### Given request
Without the pictures, print each of the records below exactly as it appears.

### Data records
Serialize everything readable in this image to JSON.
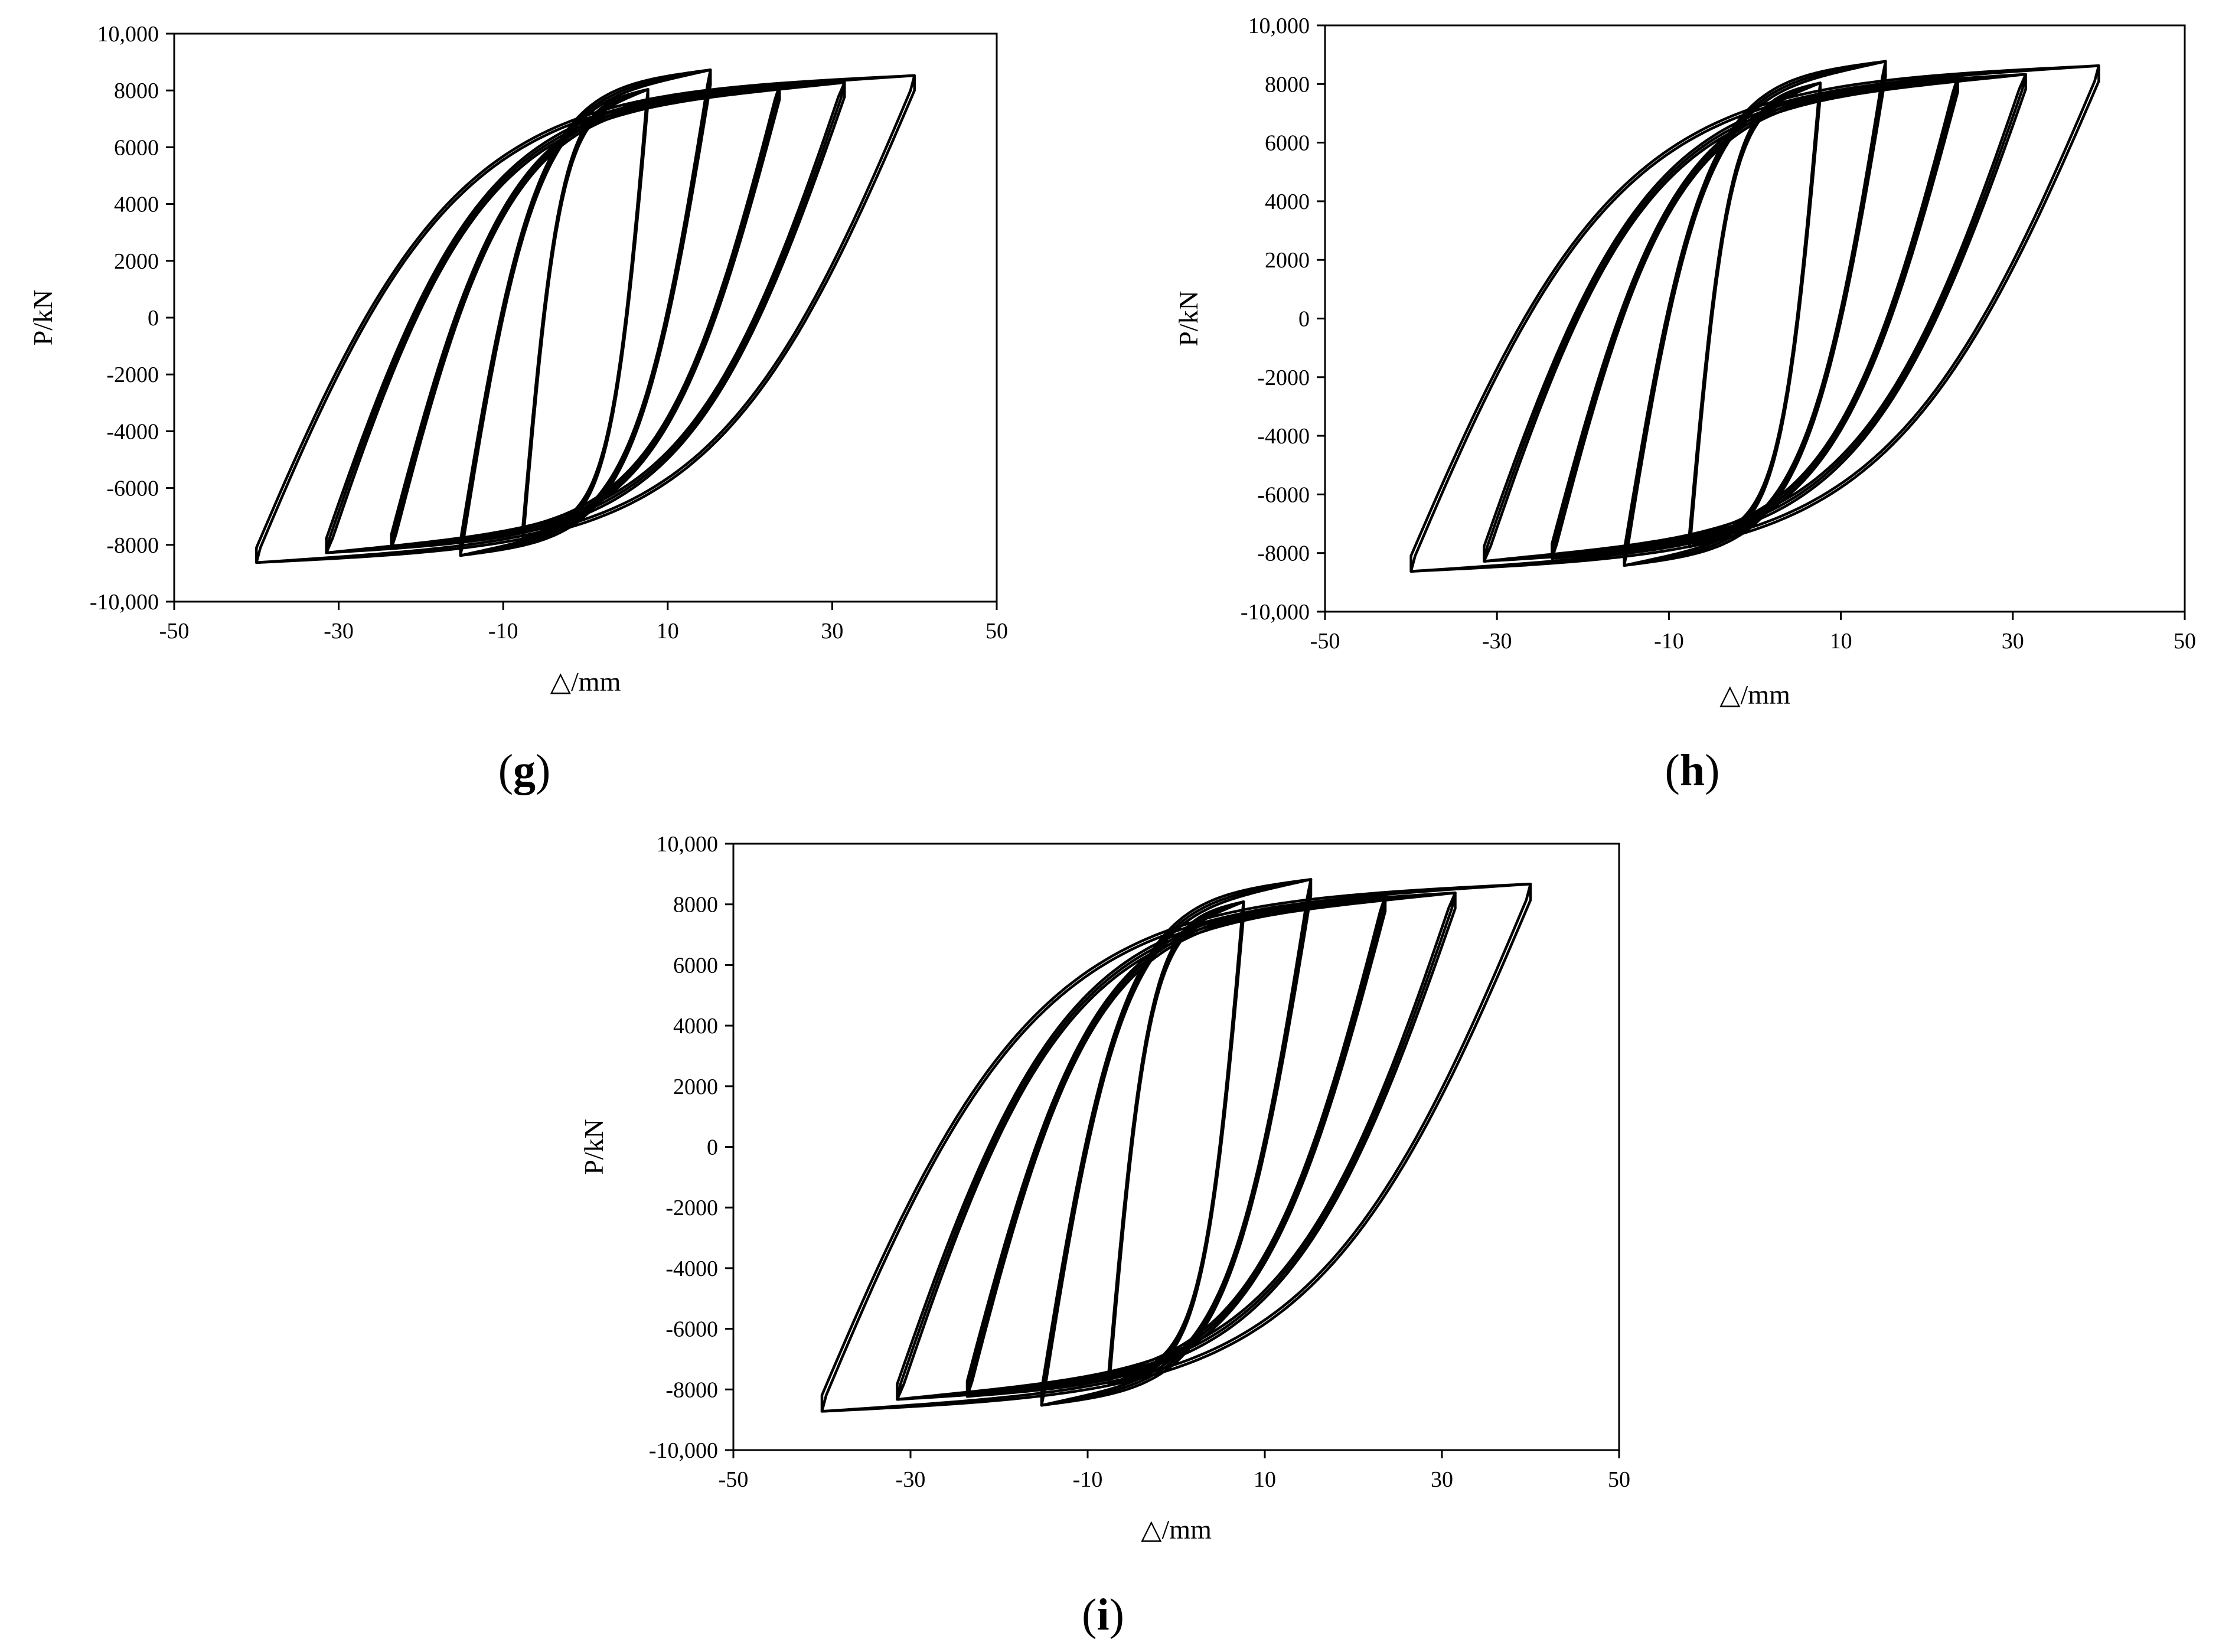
{
  "chart_data": [
    {
      "panel_label": "g",
      "type": "line",
      "xlabel": "△/mm",
      "ylabel": "P/kN",
      "xlim": [
        -50,
        50
      ],
      "ylim": [
        -10000,
        10000
      ],
      "x_ticks": [
        -50,
        -30,
        -10,
        10,
        30,
        50
      ],
      "x_tick_labels": [
        "-50",
        "-30",
        "-10",
        "10",
        "30",
        "50"
      ],
      "y_ticks": [
        -10000,
        -8000,
        -6000,
        -4000,
        -2000,
        0,
        2000,
        4000,
        6000,
        8000,
        10000
      ],
      "y_tick_labels": [
        "-10,000",
        "-8000",
        "-6000",
        "-4000",
        "-2000",
        "0",
        "2000",
        "4000",
        "6000",
        "8000",
        "10,000"
      ],
      "grid": false,
      "hysteresis_loops": [
        {
          "x_min": -7.6,
          "x_max": 7.6,
          "p_min": -7950,
          "p_max": 8200,
          "cycles": 3
        },
        {
          "x_min": -15.2,
          "x_max": 15.2,
          "p_min": -8550,
          "p_max": 8900,
          "cycles": 3
        },
        {
          "x_min": -23.6,
          "x_max": 23.6,
          "p_min": -8300,
          "p_max": 8350,
          "cycles": 3
        },
        {
          "x_min": -31.5,
          "x_max": 31.5,
          "p_min": -8450,
          "p_max": 8450,
          "cycles": 3
        },
        {
          "x_min": -40,
          "x_max": 40,
          "p_min": -8800,
          "p_max": 8700,
          "cycles": 2
        }
      ]
    },
    {
      "panel_label": "h",
      "type": "line",
      "xlabel": "△/mm",
      "ylabel": "P/kN",
      "xlim": [
        -50,
        50
      ],
      "ylim": [
        -10000,
        10000
      ],
      "x_ticks": [
        -50,
        -30,
        -10,
        10,
        30,
        50
      ],
      "x_tick_labels": [
        "-50",
        "-30",
        "-10",
        "10",
        "30",
        "50"
      ],
      "y_ticks": [
        -10000,
        -8000,
        -6000,
        -4000,
        -2000,
        0,
        2000,
        4000,
        6000,
        8000,
        10000
      ],
      "y_tick_labels": [
        "-10,000",
        "-8000",
        "-6000",
        "-4000",
        "-2000",
        "0",
        "2000",
        "4000",
        "6000",
        "8000",
        "10,000"
      ],
      "grid": false,
      "hysteresis_loops": [
        {
          "x_min": -7.6,
          "x_max": 7.6,
          "p_min": -7950,
          "p_max": 8200,
          "cycles": 3
        },
        {
          "x_min": -15.2,
          "x_max": 15.2,
          "p_min": -8600,
          "p_max": 8950,
          "cycles": 3
        },
        {
          "x_min": -23.6,
          "x_max": 23.6,
          "p_min": -8350,
          "p_max": 8400,
          "cycles": 3
        },
        {
          "x_min": -31.5,
          "x_max": 31.5,
          "p_min": -8450,
          "p_max": 8500,
          "cycles": 3
        },
        {
          "x_min": -40,
          "x_max": 40,
          "p_min": -8800,
          "p_max": 8800,
          "cycles": 2
        }
      ]
    },
    {
      "panel_label": "i",
      "type": "line",
      "xlabel": "△/mm",
      "ylabel": "P/kN",
      "xlim": [
        -50,
        50
      ],
      "ylim": [
        -10000,
        10000
      ],
      "x_ticks": [
        -50,
        -30,
        -10,
        10,
        30,
        50
      ],
      "x_tick_labels": [
        "-50",
        "-30",
        "-10",
        "10",
        "30",
        "50"
      ],
      "y_ticks": [
        -10000,
        -8000,
        -6000,
        -4000,
        -2000,
        0,
        2000,
        4000,
        6000,
        8000,
        10000
      ],
      "y_tick_labels": [
        "-10,000",
        "-8000",
        "-6000",
        "-4000",
        "-2000",
        "0",
        "2000",
        "4000",
        "6000",
        "8000",
        "10,000"
      ],
      "grid": false,
      "hysteresis_loops": [
        {
          "x_min": -7.6,
          "x_max": 7.6,
          "p_min": -8000,
          "p_max": 8250,
          "cycles": 3
        },
        {
          "x_min": -15.2,
          "x_max": 15.2,
          "p_min": -8700,
          "p_max": 9000,
          "cycles": 3
        },
        {
          "x_min": -23.6,
          "x_max": 23.6,
          "p_min": -8400,
          "p_max": 8450,
          "cycles": 3
        },
        {
          "x_min": -31.5,
          "x_max": 31.5,
          "p_min": -8500,
          "p_max": 8550,
          "cycles": 3
        },
        {
          "x_min": -40,
          "x_max": 40,
          "p_min": -8900,
          "p_max": 8850,
          "cycles": 2
        }
      ]
    }
  ]
}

### Reply to the task
Serialize everything readable in this image to JSON.
{
  "chart_data": [
    {
      "panel_label": "g",
      "type": "line",
      "xlabel": "△/mm",
      "ylabel": "P/kN",
      "xlim": [
        -50,
        50
      ],
      "ylim": [
        -10000,
        10000
      ],
      "x_ticks": [
        -50,
        -30,
        -10,
        10,
        30,
        50
      ],
      "x_tick_labels": [
        "-50",
        "-30",
        "-10",
        "10",
        "30",
        "50"
      ],
      "y_ticks": [
        -10000,
        -8000,
        -6000,
        -4000,
        -2000,
        0,
        2000,
        4000,
        6000,
        8000,
        10000
      ],
      "y_tick_labels": [
        "-10,000",
        "-8000",
        "-6000",
        "-4000",
        "-2000",
        "0",
        "2000",
        "4000",
        "6000",
        "8000",
        "10,000"
      ],
      "grid": false,
      "hysteresis_loops": [
        {
          "x_min": -7.6,
          "x_max": 7.6,
          "p_min": -7950,
          "p_max": 8200,
          "cycles": 3
        },
        {
          "x_min": -15.2,
          "x_max": 15.2,
          "p_min": -8550,
          "p_max": 8900,
          "cycles": 3
        },
        {
          "x_min": -23.6,
          "x_max": 23.6,
          "p_min": -8300,
          "p_max": 8350,
          "cycles": 3
        },
        {
          "x_min": -31.5,
          "x_max": 31.5,
          "p_min": -8450,
          "p_max": 8450,
          "cycles": 3
        },
        {
          "x_min": -40,
          "x_max": 40,
          "p_min": -8800,
          "p_max": 8700,
          "cycles": 2
        }
      ]
    },
    {
      "panel_label": "h",
      "type": "line",
      "xlabel": "△/mm",
      "ylabel": "P/kN",
      "xlim": [
        -50,
        50
      ],
      "ylim": [
        -10000,
        10000
      ],
      "x_ticks": [
        -50,
        -30,
        -10,
        10,
        30,
        50
      ],
      "x_tick_labels": [
        "-50",
        "-30",
        "-10",
        "10",
        "30",
        "50"
      ],
      "y_ticks": [
        -10000,
        -8000,
        -6000,
        -4000,
        -2000,
        0,
        2000,
        4000,
        6000,
        8000,
        10000
      ],
      "y_tick_labels": [
        "-10,000",
        "-8000",
        "-6000",
        "-4000",
        "-2000",
        "0",
        "2000",
        "4000",
        "6000",
        "8000",
        "10,000"
      ],
      "grid": false,
      "hysteresis_loops": [
        {
          "x_min": -7.6,
          "x_max": 7.6,
          "p_min": -7950,
          "p_max": 8200,
          "cycles": 3
        },
        {
          "x_min": -15.2,
          "x_max": 15.2,
          "p_min": -8600,
          "p_max": 8950,
          "cycles": 3
        },
        {
          "x_min": -23.6,
          "x_max": 23.6,
          "p_min": -8350,
          "p_max": 8400,
          "cycles": 3
        },
        {
          "x_min": -31.5,
          "x_max": 31.5,
          "p_min": -8450,
          "p_max": 8500,
          "cycles": 3
        },
        {
          "x_min": -40,
          "x_max": 40,
          "p_min": -8800,
          "p_max": 8800,
          "cycles": 2
        }
      ]
    },
    {
      "panel_label": "i",
      "type": "line",
      "xlabel": "△/mm",
      "ylabel": "P/kN",
      "xlim": [
        -50,
        50
      ],
      "ylim": [
        -10000,
        10000
      ],
      "x_ticks": [
        -50,
        -30,
        -10,
        10,
        30,
        50
      ],
      "x_tick_labels": [
        "-50",
        "-30",
        "-10",
        "10",
        "30",
        "50"
      ],
      "y_ticks": [
        -10000,
        -8000,
        -6000,
        -4000,
        -2000,
        0,
        2000,
        4000,
        6000,
        8000,
        10000
      ],
      "y_tick_labels": [
        "-10,000",
        "-8000",
        "-6000",
        "-4000",
        "-2000",
        "0",
        "2000",
        "4000",
        "6000",
        "8000",
        "10,000"
      ],
      "grid": false,
      "hysteresis_loops": [
        {
          "x_min": -7.6,
          "x_max": 7.6,
          "p_min": -8000,
          "p_max": 8250,
          "cycles": 3
        },
        {
          "x_min": -15.2,
          "x_max": 15.2,
          "p_min": -8700,
          "p_max": 9000,
          "cycles": 3
        },
        {
          "x_min": -23.6,
          "x_max": 23.6,
          "p_min": -8400,
          "p_max": 8450,
          "cycles": 3
        },
        {
          "x_min": -31.5,
          "x_max": 31.5,
          "p_min": -8500,
          "p_max": 8550,
          "cycles": 3
        },
        {
          "x_min": -40,
          "x_max": 40,
          "p_min": -8900,
          "p_max": 8850,
          "cycles": 2
        }
      ]
    }
  ]
}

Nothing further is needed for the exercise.